== RECORDS PROVIDED

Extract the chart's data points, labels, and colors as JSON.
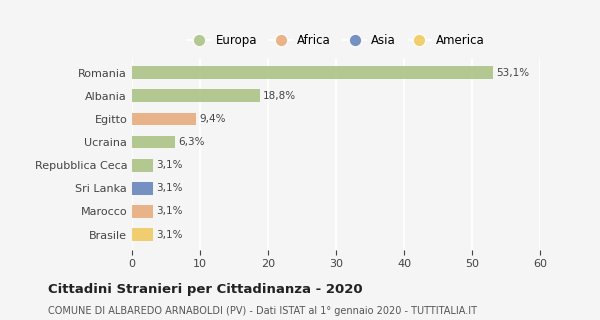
{
  "categories": [
    "Romania",
    "Albania",
    "Egitto",
    "Ucraina",
    "Repubblica Ceca",
    "Sri Lanka",
    "Marocco",
    "Brasile"
  ],
  "values": [
    53.1,
    18.8,
    9.4,
    6.3,
    3.1,
    3.1,
    3.1,
    3.1
  ],
  "labels": [
    "53,1%",
    "18,8%",
    "9,4%",
    "6,3%",
    "3,1%",
    "3,1%",
    "3,1%",
    "3,1%"
  ],
  "colors": [
    "#a8c080",
    "#a8c080",
    "#e8a878",
    "#a8c080",
    "#a8c080",
    "#6080b8",
    "#e8a878",
    "#f0c858"
  ],
  "legend_labels": [
    "Europa",
    "Africa",
    "Asia",
    "America"
  ],
  "legend_colors": [
    "#a8c080",
    "#e8a878",
    "#6080b8",
    "#f0c858"
  ],
  "xlim": [
    0,
    60
  ],
  "xticks": [
    0,
    10,
    20,
    30,
    40,
    50,
    60
  ],
  "title": "Cittadini Stranieri per Cittadinanza - 2020",
  "subtitle": "COMUNE DI ALBAREDO ARNABOLDI (PV) - Dati ISTAT al 1° gennaio 2020 - TUTTITALIA.IT",
  "bg_color": "#f5f5f5",
  "grid_color": "#ffffff",
  "bar_height": 0.55
}
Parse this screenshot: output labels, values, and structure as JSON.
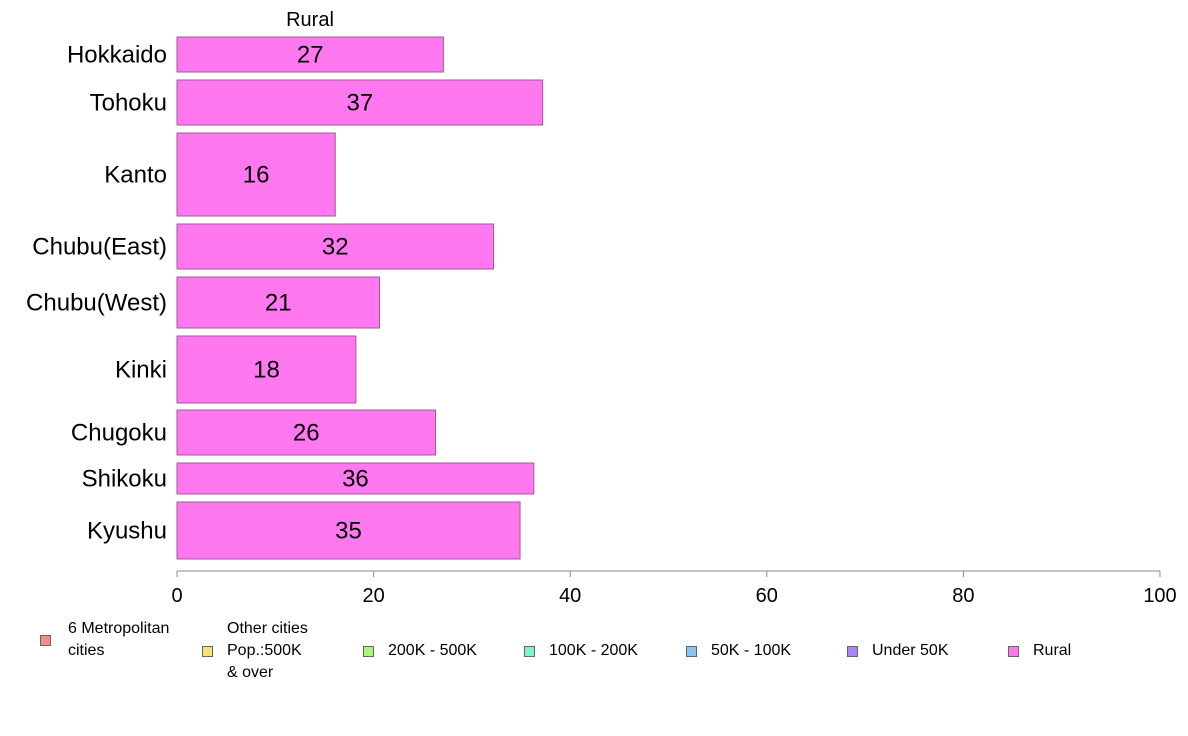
{
  "chart_data": {
    "type": "bar",
    "orientation": "horizontal",
    "title": "Rural",
    "categories": [
      "Hokkaido",
      "Tohoku",
      "Kanto",
      "Chubu(East)",
      "Chubu(West)",
      "Kinki",
      "Chugoku",
      "Shikoku",
      "Kyushu"
    ],
    "series": [
      {
        "name": "Rural",
        "values": [
          27.1,
          37.2,
          16.1,
          32.2,
          20.6,
          18.2,
          26.3,
          36.3,
          34.9
        ],
        "labels": [
          "27",
          "37",
          "16",
          "32",
          "21",
          "18",
          "26",
          "36",
          "35"
        ],
        "color": "#ff78f0"
      }
    ],
    "xlim": [
      0,
      100
    ],
    "xticks": [
      "0",
      "20",
      "40",
      "60",
      "80",
      "100"
    ],
    "grid": false,
    "legend_position": "bottom"
  },
  "legend": [
    {
      "label": "6 Metropolitan\n cities",
      "color": "#f88c84"
    },
    {
      "label": "Other cities\nPop.:500K\n & over",
      "color": "#f8e07c"
    },
    {
      "label": "200K - 500K",
      "color": "#a8f47c"
    },
    {
      "label": "100K - 200K",
      "color": "#7cf4c4"
    },
    {
      "label": "50K - 100K",
      "color": "#84c8f8"
    },
    {
      "label": "Under 50K",
      "color": "#a888f8"
    },
    {
      "label": "Rural",
      "color": "#ff78f0"
    }
  ]
}
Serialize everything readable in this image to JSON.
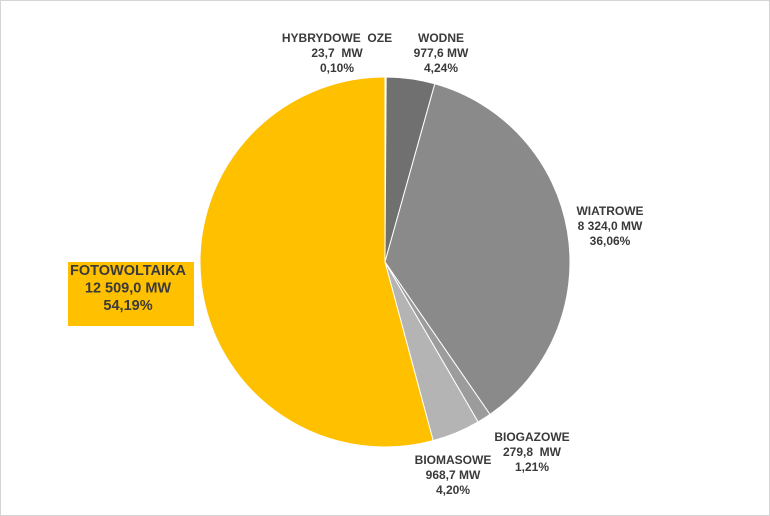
{
  "chart_data": {
    "type": "pie",
    "title": "",
    "unit": "MW",
    "slices": [
      {
        "name": "HYBRYDOWE  OZE",
        "value_label": "23,7  MW",
        "percent_label": "0,10%",
        "value": 23.7,
        "percent": 0.1,
        "color": "#b0b0b0",
        "highlight": false
      },
      {
        "name": "WODNE",
        "value_label": "977,6 MW",
        "percent_label": "4,24%",
        "value": 977.6,
        "percent": 4.24,
        "color": "#707070",
        "highlight": false
      },
      {
        "name": "WIATROWE",
        "value_label": "8 324,0 MW",
        "percent_label": "36,06%",
        "value": 8324.0,
        "percent": 36.06,
        "color": "#8a8a8a",
        "highlight": false
      },
      {
        "name": "BIOGAZOWE",
        "value_label": "279,8  MW",
        "percent_label": "1,21%",
        "value": 279.8,
        "percent": 1.21,
        "color": "#9c9c9c",
        "highlight": false
      },
      {
        "name": "BIOMASOWE",
        "value_label": "968,7 MW",
        "percent_label": "4,20%",
        "value": 968.7,
        "percent": 4.2,
        "color": "#b4b4b4",
        "highlight": false
      },
      {
        "name": "FOTOWOLTAIKA",
        "value_label": "12 509,0 MW",
        "percent_label": "54,19%",
        "value": 12509.0,
        "percent": 54.19,
        "color": "#ffc000",
        "highlight": true
      }
    ]
  }
}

====

▶ SHORT PROBLEM: Reproduce all of the data exactly; the pictures do not belong in the copy.

▶ PROBLEM SOLUTION:
Extract the chart's data points, labels, and colors as JSON.
{
  "categories": [
    "Romania",
    "Albania",
    "Egitto",
    "Ucraina",
    "Repubblica Ceca",
    "Sri Lanka",
    "Marocco",
    "Brasile"
  ],
  "values": [
    53.1,
    18.8,
    9.4,
    6.3,
    3.1,
    3.1,
    3.1,
    3.1
  ],
  "labels": [
    "53,1%",
    "18,8%",
    "9,4%",
    "6,3%",
    "3,1%",
    "3,1%",
    "3,1%",
    "3,1%"
  ],
  "colors": [
    "#a8c080",
    "#a8c080",
    "#e8a878",
    "#a8c080",
    "#a8c080",
    "#6080b8",
    "#e8a878",
    "#f0c858"
  ],
  "legend_labels": [
    "Europa",
    "Africa",
    "Asia",
    "America"
  ],
  "legend_colors": [
    "#a8c080",
    "#e8a878",
    "#6080b8",
    "#f0c858"
  ],
  "xlim": [
    0,
    60
  ],
  "xticks": [
    0,
    10,
    20,
    30,
    40,
    50,
    60
  ],
  "title": "Cittadini Stranieri per Cittadinanza - 2020",
  "subtitle": "COMUNE DI ALBAREDO ARNABOLDI (PV) - Dati ISTAT al 1° gennaio 2020 - TUTTITALIA.IT",
  "bg_color": "#f5f5f5",
  "grid_color": "#ffffff",
  "bar_height": 0.55
}
Parse this screenshot: output labels, values, and structure as JSON.
{
  "chart_data": {
    "type": "bar",
    "orientation": "horizontal",
    "title": "Rural",
    "categories": [
      "Hokkaido",
      "Tohoku",
      "Kanto",
      "Chubu(East)",
      "Chubu(West)",
      "Kinki",
      "Chugoku",
      "Shikoku",
      "Kyushu"
    ],
    "series": [
      {
        "name": "Rural",
        "values": [
          27.1,
          37.2,
          16.1,
          32.2,
          20.6,
          18.2,
          26.3,
          36.3,
          34.9
        ],
        "labels": [
          "27",
          "37",
          "16",
          "32",
          "21",
          "18",
          "26",
          "36",
          "35"
        ],
        "color": "#ff78f0"
      }
    ],
    "xlim": [
      0,
      100
    ],
    "xticks": [
      "0",
      "20",
      "40",
      "60",
      "80",
      "100"
    ],
    "grid": false,
    "legend_position": "bottom"
  },
  "legend": [
    {
      "label": "6 Metropolitan\n cities",
      "color": "#f88c84"
    },
    {
      "label": "Other cities\nPop.:500K\n & over",
      "color": "#f8e07c"
    },
    {
      "label": "200K - 500K",
      "color": "#a8f47c"
    },
    {
      "label": "100K - 200K",
      "color": "#7cf4c4"
    },
    {
      "label": "50K - 100K",
      "color": "#84c8f8"
    },
    {
      "label": "Under 50K",
      "color": "#a888f8"
    },
    {
      "label": "Rural",
      "color": "#ff78f0"
    }
  ]
}
Serialize everything readable in this image to JSON.
{
  "chart_data": {
    "type": "pie",
    "title": "",
    "unit": "MW",
    "slices": [
      {
        "name": "HYBRYDOWE  OZE",
        "value_label": "23,7  MW",
        "percent_label": "0,10%",
        "value": 23.7,
        "percent": 0.1,
        "color": "#b0b0b0",
        "highlight": false
      },
      {
        "name": "WODNE",
        "value_label": "977,6 MW",
        "percent_label": "4,24%",
        "value": 977.6,
        "percent": 4.24,
        "color": "#707070",
        "highlight": false
      },
      {
        "name": "WIATROWE",
        "value_label": "8 324,0 MW",
        "percent_label": "36,06%",
        "value": 8324.0,
        "percent": 36.06,
        "color": "#8a8a8a",
        "highlight": false
      },
      {
        "name": "BIOGAZOWE",
        "value_label": "279,8  MW",
        "percent_label": "1,21%",
        "value": 279.8,
        "percent": 1.21,
        "color": "#9c9c9c",
        "highlight": false
      },
      {
        "name": "BIOMASOWE",
        "value_label": "968,7 MW",
        "percent_label": "4,20%",
        "value": 968.7,
        "percent": 4.2,
        "color": "#b4b4b4",
        "highlight": false
      },
      {
        "name": "FOTOWOLTAIKA",
        "value_label": "12 509,0 MW",
        "percent_label": "54,19%",
        "value": 12509.0,
        "percent": 54.19,
        "color": "#ffc000",
        "highlight": true
      }
    ]
  }
}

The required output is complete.